→ **DATA EXTRACT**
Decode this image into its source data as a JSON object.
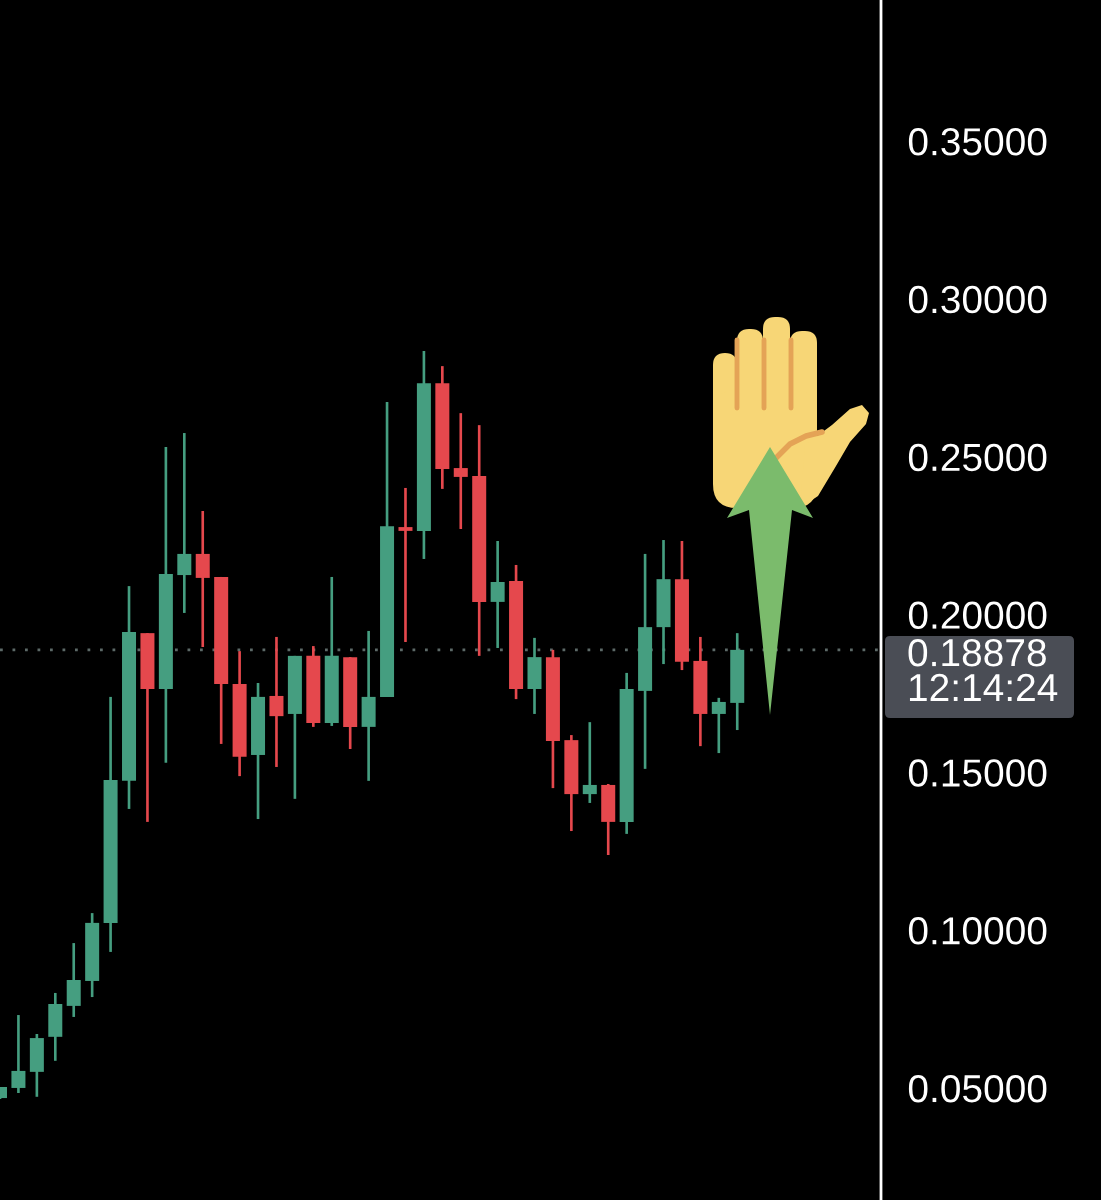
{
  "chart_data": {
    "type": "candlestick",
    "categories": [
      null,
      null,
      null,
      null,
      null,
      null,
      null,
      null,
      null,
      null,
      null,
      null,
      null,
      null,
      null,
      null,
      null,
      null,
      null,
      null,
      null,
      null,
      null,
      null,
      null,
      null,
      null,
      null,
      null,
      null,
      null,
      null,
      null,
      null,
      null,
      null,
      null,
      null,
      null,
      null,
      null
    ],
    "ohlc": [
      [
        0.0468,
        0.0503,
        0.0465,
        0.0503
      ],
      [
        0.05,
        0.0731,
        0.0484,
        0.0554
      ],
      [
        0.0551,
        0.0671,
        0.0472,
        0.0658
      ],
      [
        0.0662,
        0.0801,
        0.0586,
        0.0766
      ],
      [
        0.076,
        0.0959,
        0.0725,
        0.0842
      ],
      [
        0.0839,
        0.1054,
        0.0788,
        0.1023
      ],
      [
        0.1023,
        0.1739,
        0.0931,
        0.1476
      ],
      [
        0.1473,
        0.209,
        0.1384,
        0.1945
      ],
      [
        0.1941,
        0.1941,
        0.1343,
        0.1764
      ],
      [
        0.1764,
        0.2531,
        0.153,
        0.2128
      ],
      [
        0.2125,
        0.2575,
        0.2005,
        0.2192
      ],
      [
        0.2192,
        0.2328,
        0.1897,
        0.2116
      ],
      [
        0.2119,
        0.2119,
        0.159,
        0.178
      ],
      [
        0.178,
        0.1884,
        0.1488,
        0.1549
      ],
      [
        0.1555,
        0.1783,
        0.1352,
        0.1739
      ],
      [
        0.1742,
        0.1929,
        0.1517,
        0.1678
      ],
      [
        0.1685,
        0.1869,
        0.1416,
        0.1869
      ],
      [
        0.1869,
        0.19,
        0.1644,
        0.1656
      ],
      [
        0.1656,
        0.2119,
        0.1647,
        0.1869
      ],
      [
        0.1865,
        0.1865,
        0.1574,
        0.1644
      ],
      [
        0.1644,
        0.1948,
        0.1473,
        0.1739
      ],
      [
        0.1739,
        0.2673,
        0.1739,
        0.228
      ],
      [
        0.2277,
        0.2401,
        0.1913,
        0.2265
      ],
      [
        0.2265,
        0.2835,
        0.2176,
        0.2733
      ],
      [
        0.2733,
        0.2787,
        0.2398,
        0.2461
      ],
      [
        0.2464,
        0.2638,
        0.2271,
        0.2436
      ],
      [
        0.2439,
        0.26,
        0.1869,
        0.204
      ],
      [
        0.204,
        0.2233,
        0.1894,
        0.2103
      ],
      [
        0.2106,
        0.2157,
        0.1732,
        0.1764
      ],
      [
        0.1764,
        0.1926,
        0.1685,
        0.1865
      ],
      [
        0.1865,
        0.1888,
        0.145,
        0.1599
      ],
      [
        0.1602,
        0.1618,
        0.1314,
        0.1431
      ],
      [
        0.1431,
        0.1659,
        0.1403,
        0.146
      ],
      [
        0.146,
        0.1463,
        0.1238,
        0.1343
      ],
      [
        0.1343,
        0.1815,
        0.1305,
        0.1764
      ],
      [
        0.1758,
        0.2192,
        0.1511,
        0.196
      ],
      [
        0.196,
        0.2236,
        0.1843,
        0.2112
      ],
      [
        0.2112,
        0.2233,
        0.1824,
        0.185
      ],
      [
        0.1853,
        0.1929,
        0.1583,
        0.1685
      ],
      [
        0.1685,
        0.1736,
        0.1561,
        0.1723
      ],
      [
        0.172,
        0.1941,
        0.1634,
        0.1888
      ]
    ],
    "colors": [
      "#459e80",
      "#459e80",
      "#459e80",
      "#459e80",
      "#459e80",
      "#459e80",
      "#459e80",
      "#459e80",
      "#e5484d",
      "#459e80",
      "#459e80",
      "#e5484d",
      "#e5484d",
      "#e5484d",
      "#459e80",
      "#e5484d",
      "#459e80",
      "#e5484d",
      "#459e80",
      "#e5484d",
      "#459e80",
      "#459e80",
      "#e5484d",
      "#459e80",
      "#e5484d",
      "#e5484d",
      "#e5484d",
      "#459e80",
      "#e5484d",
      "#459e80",
      "#e5484d",
      "#e5484d",
      "#459e80",
      "#e5484d",
      "#459e80",
      "#459e80",
      "#459e80",
      "#e5484d",
      "#e5484d",
      "#459e80",
      "#459e80"
    ],
    "ylim": [
      0.0145,
      0.3947
    ],
    "yticks": [
      {
        "value": 0.05,
        "label": "0.05000"
      },
      {
        "value": 0.1,
        "label": "0.10000"
      },
      {
        "value": 0.15,
        "label": "0.15000"
      },
      {
        "value": 0.2,
        "label": "0.20000"
      },
      {
        "value": 0.25,
        "label": "0.25000"
      },
      {
        "value": 0.3,
        "label": "0.30000"
      },
      {
        "value": 0.35,
        "label": "0.35000"
      }
    ],
    "tick_labels": "y",
    "ref_lines": [
      {
        "axis": "y",
        "value": 0.18878,
        "label": "0.18878\n12:14:24",
        "color": "#5d6a68",
        "line_style": "dotted"
      }
    ]
  }
}
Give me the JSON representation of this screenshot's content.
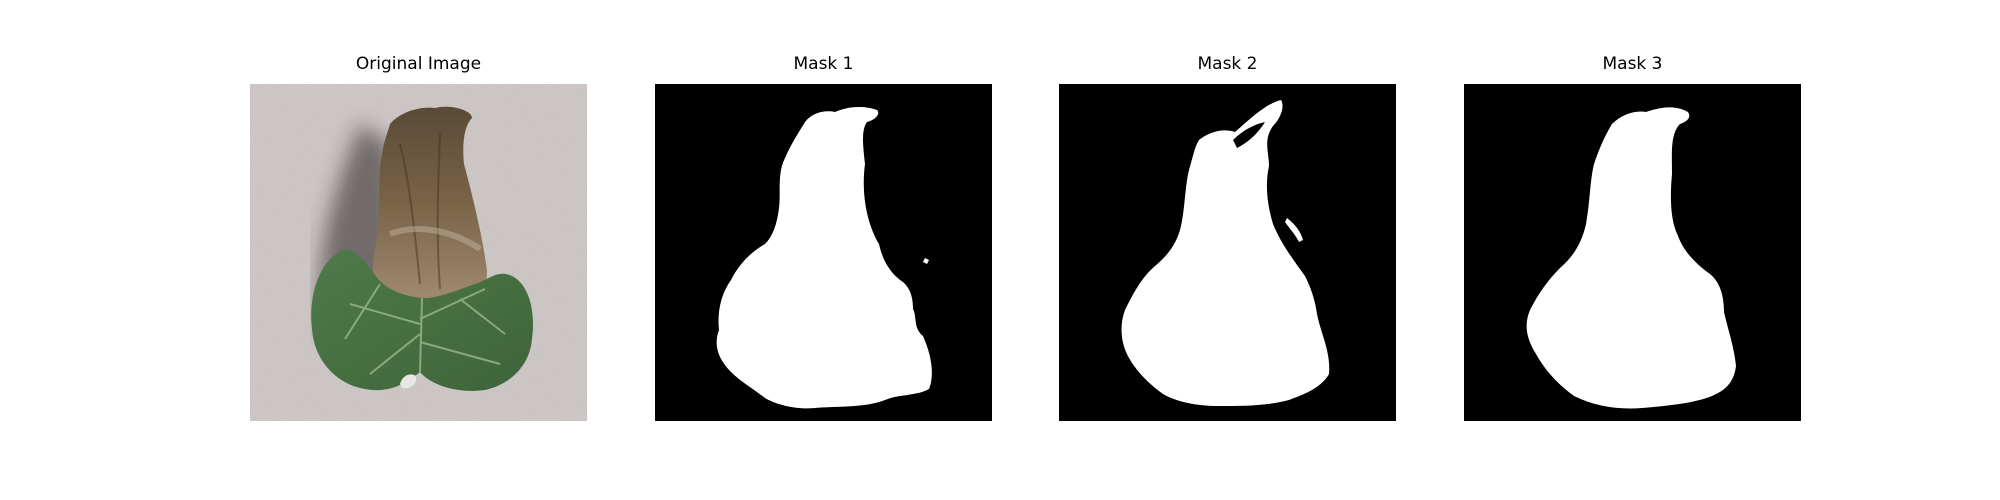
{
  "panels": [
    {
      "title": "Original Image"
    },
    {
      "title": "Mask 1"
    },
    {
      "title": "Mask 2"
    },
    {
      "title": "Mask 3"
    }
  ]
}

→ **EXERCISE DIRECTIONS**
All the records above need to be given again word for word. Skip the pictures.

→ **PROBLEM SOLUTION**
Decode this image into its source data as a JSON object.
{
  "chart_data": {
    "type": "candlestick",
    "categories": [
      null,
      null,
      null,
      null,
      null,
      null,
      null,
      null,
      null,
      null,
      null,
      null,
      null,
      null,
      null,
      null,
      null,
      null,
      null,
      null,
      null,
      null,
      null,
      null,
      null,
      null,
      null,
      null,
      null,
      null,
      null,
      null,
      null,
      null,
      null,
      null,
      null,
      null,
      null,
      null,
      null
    ],
    "ohlc": [
      [
        0.0468,
        0.0503,
        0.0465,
        0.0503
      ],
      [
        0.05,
        0.0731,
        0.0484,
        0.0554
      ],
      [
        0.0551,
        0.0671,
        0.0472,
        0.0658
      ],
      [
        0.0662,
        0.0801,
        0.0586,
        0.0766
      ],
      [
        0.076,
        0.0959,
        0.0725,
        0.0842
      ],
      [
        0.0839,
        0.1054,
        0.0788,
        0.1023
      ],
      [
        0.1023,
        0.1739,
        0.0931,
        0.1476
      ],
      [
        0.1473,
        0.209,
        0.1384,
        0.1945
      ],
      [
        0.1941,
        0.1941,
        0.1343,
        0.1764
      ],
      [
        0.1764,
        0.2531,
        0.153,
        0.2128
      ],
      [
        0.2125,
        0.2575,
        0.2005,
        0.2192
      ],
      [
        0.2192,
        0.2328,
        0.1897,
        0.2116
      ],
      [
        0.2119,
        0.2119,
        0.159,
        0.178
      ],
      [
        0.178,
        0.1884,
        0.1488,
        0.1549
      ],
      [
        0.1555,
        0.1783,
        0.1352,
        0.1739
      ],
      [
        0.1742,
        0.1929,
        0.1517,
        0.1678
      ],
      [
        0.1685,
        0.1869,
        0.1416,
        0.1869
      ],
      [
        0.1869,
        0.19,
        0.1644,
        0.1656
      ],
      [
        0.1656,
        0.2119,
        0.1647,
        0.1869
      ],
      [
        0.1865,
        0.1865,
        0.1574,
        0.1644
      ],
      [
        0.1644,
        0.1948,
        0.1473,
        0.1739
      ],
      [
        0.1739,
        0.2673,
        0.1739,
        0.228
      ],
      [
        0.2277,
        0.2401,
        0.1913,
        0.2265
      ],
      [
        0.2265,
        0.2835,
        0.2176,
        0.2733
      ],
      [
        0.2733,
        0.2787,
        0.2398,
        0.2461
      ],
      [
        0.2464,
        0.2638,
        0.2271,
        0.2436
      ],
      [
        0.2439,
        0.26,
        0.1869,
        0.204
      ],
      [
        0.204,
        0.2233,
        0.1894,
        0.2103
      ],
      [
        0.2106,
        0.2157,
        0.1732,
        0.1764
      ],
      [
        0.1764,
        0.1926,
        0.1685,
        0.1865
      ],
      [
        0.1865,
        0.1888,
        0.145,
        0.1599
      ],
      [
        0.1602,
        0.1618,
        0.1314,
        0.1431
      ],
      [
        0.1431,
        0.1659,
        0.1403,
        0.146
      ],
      [
        0.146,
        0.1463,
        0.1238,
        0.1343
      ],
      [
        0.1343,
        0.1815,
        0.1305,
        0.1764
      ],
      [
        0.1758,
        0.2192,
        0.1511,
        0.196
      ],
      [
        0.196,
        0.2236,
        0.1843,
        0.2112
      ],
      [
        0.2112,
        0.2233,
        0.1824,
        0.185
      ],
      [
        0.1853,
        0.1929,
        0.1583,
        0.1685
      ],
      [
        0.1685,
        0.1736,
        0.1561,
        0.1723
      ],
      [
        0.172,
        0.1941,
        0.1634,
        0.1888
      ]
    ],
    "colors": [
      "#459e80",
      "#459e80",
      "#459e80",
      "#459e80",
      "#459e80",
      "#459e80",
      "#459e80",
      "#459e80",
      "#e5484d",
      "#459e80",
      "#459e80",
      "#e5484d",
      "#e5484d",
      "#e5484d",
      "#459e80",
      "#e5484d",
      "#459e80",
      "#e5484d",
      "#459e80",
      "#e5484d",
      "#459e80",
      "#459e80",
      "#e5484d",
      "#459e80",
      "#e5484d",
      "#e5484d",
      "#e5484d",
      "#459e80",
      "#e5484d",
      "#459e80",
      "#e5484d",
      "#e5484d",
      "#459e80",
      "#e5484d",
      "#459e80",
      "#459e80",
      "#459e80",
      "#e5484d",
      "#e5484d",
      "#459e80",
      "#459e80"
    ],
    "ylim": [
      0.0145,
      0.3947
    ],
    "yticks": [
      {
        "value": 0.05,
        "label": "0.05000"
      },
      {
        "value": 0.1,
        "label": "0.10000"
      },
      {
        "value": 0.15,
        "label": "0.15000"
      },
      {
        "value": 0.2,
        "label": "0.20000"
      },
      {
        "value": 0.25,
        "label": "0.25000"
      },
      {
        "value": 0.3,
        "label": "0.30000"
      },
      {
        "value": 0.35,
        "label": "0.35000"
      }
    ],
    "tick_labels": "y",
    "ref_lines": [
      {
        "axis": "y",
        "value": 0.18878,
        "label": "0.18878\n12:14:24",
        "color": "#5d6a68",
        "line_style": "dotted"
      }
    ]
  }
}
Give me the JSON representation of this screenshot's content.
{
  "panels": [
    {
      "title": "Original Image"
    },
    {
      "title": "Mask 1"
    },
    {
      "title": "Mask 2"
    },
    {
      "title": "Mask 3"
    }
  ]
}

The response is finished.